**Your goal:** From the listing that follows, extract every line and set it down unaltered.

**Provided records:**
+-------+

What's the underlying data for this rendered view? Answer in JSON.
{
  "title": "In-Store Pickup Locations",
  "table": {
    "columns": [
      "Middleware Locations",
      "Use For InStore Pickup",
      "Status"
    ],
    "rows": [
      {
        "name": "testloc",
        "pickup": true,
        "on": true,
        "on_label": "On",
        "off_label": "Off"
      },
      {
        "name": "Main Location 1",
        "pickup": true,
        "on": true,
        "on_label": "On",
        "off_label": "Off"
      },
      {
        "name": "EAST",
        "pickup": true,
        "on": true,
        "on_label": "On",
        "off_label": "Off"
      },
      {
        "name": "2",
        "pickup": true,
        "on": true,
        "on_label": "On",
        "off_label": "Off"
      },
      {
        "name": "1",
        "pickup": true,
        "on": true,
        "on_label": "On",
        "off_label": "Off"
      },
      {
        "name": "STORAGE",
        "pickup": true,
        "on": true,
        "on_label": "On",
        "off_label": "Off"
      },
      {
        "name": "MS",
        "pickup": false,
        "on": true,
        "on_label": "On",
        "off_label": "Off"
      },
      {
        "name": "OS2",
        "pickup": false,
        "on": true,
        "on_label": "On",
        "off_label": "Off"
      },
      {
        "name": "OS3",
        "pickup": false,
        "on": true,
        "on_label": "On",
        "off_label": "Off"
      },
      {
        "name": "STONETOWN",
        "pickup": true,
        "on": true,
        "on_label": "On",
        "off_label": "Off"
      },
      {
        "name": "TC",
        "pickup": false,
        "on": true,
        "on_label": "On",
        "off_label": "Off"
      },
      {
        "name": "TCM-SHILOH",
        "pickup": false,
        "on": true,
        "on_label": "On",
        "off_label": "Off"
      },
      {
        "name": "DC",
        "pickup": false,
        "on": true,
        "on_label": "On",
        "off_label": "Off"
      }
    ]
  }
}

+-------+

**Response to this exercise:**
What's the underlying data for this rendered view? Answer in JSON.
{
  "title": "In-Store Pickup Locations",
  "table": {
    "columns": [
      "Middleware Locations",
      "Use For InStore Pickup",
      "Status"
    ],
    "rows": [
      {
        "name": "testloc",
        "pickup": true,
        "on": true,
        "on_label": "On",
        "off_label": "Off"
      },
      {
        "name": "Main Location 1",
        "pickup": true,
        "on": true,
        "on_label": "On",
        "off_label": "Off"
      },
      {
        "name": "EAST",
        "pickup": true,
        "on": true,
        "on_label": "On",
        "off_label": "Off"
      },
      {
        "name": "2",
        "pickup": true,
        "on": true,
        "on_label": "On",
        "off_label": "Off"
      },
      {
        "name": "1",
        "pickup": true,
        "on": true,
        "on_label": "On",
        "off_label": "Off"
      },
      {
        "name": "STORAGE",
        "pickup": true,
        "on": true,
        "on_label": "On",
        "off_label": "Off"
      },
      {
        "name": "MS",
        "pickup": false,
        "on": true,
        "on_label": "On",
        "off_label": "Off"
      },
      {
        "name": "OS2",
        "pickup": false,
        "on": true,
        "on_label": "On",
        "off_label": "Off"
      },
      {
        "name": "OS3",
        "pickup": false,
        "on": true,
        "on_label": "On",
        "off_label": "Off"
      },
      {
        "name": "STONETOWN",
        "pickup": true,
        "on": true,
        "on_label": "On",
        "off_label": "Off"
      },
      {
        "name": "TC",
        "pickup": false,
        "on": true,
        "on_label": "On",
        "off_label": "Off"
      },
      {
        "name": "TCM-SHILOH",
        "pickup": false,
        "on": true,
        "on_label": "On",
        "off_label": "Off"
      },
      {
        "name": "DC",
        "pickup": false,
        "on": true,
        "on_label": "On",
        "off_label": "Off"
      }
    ]
  }
}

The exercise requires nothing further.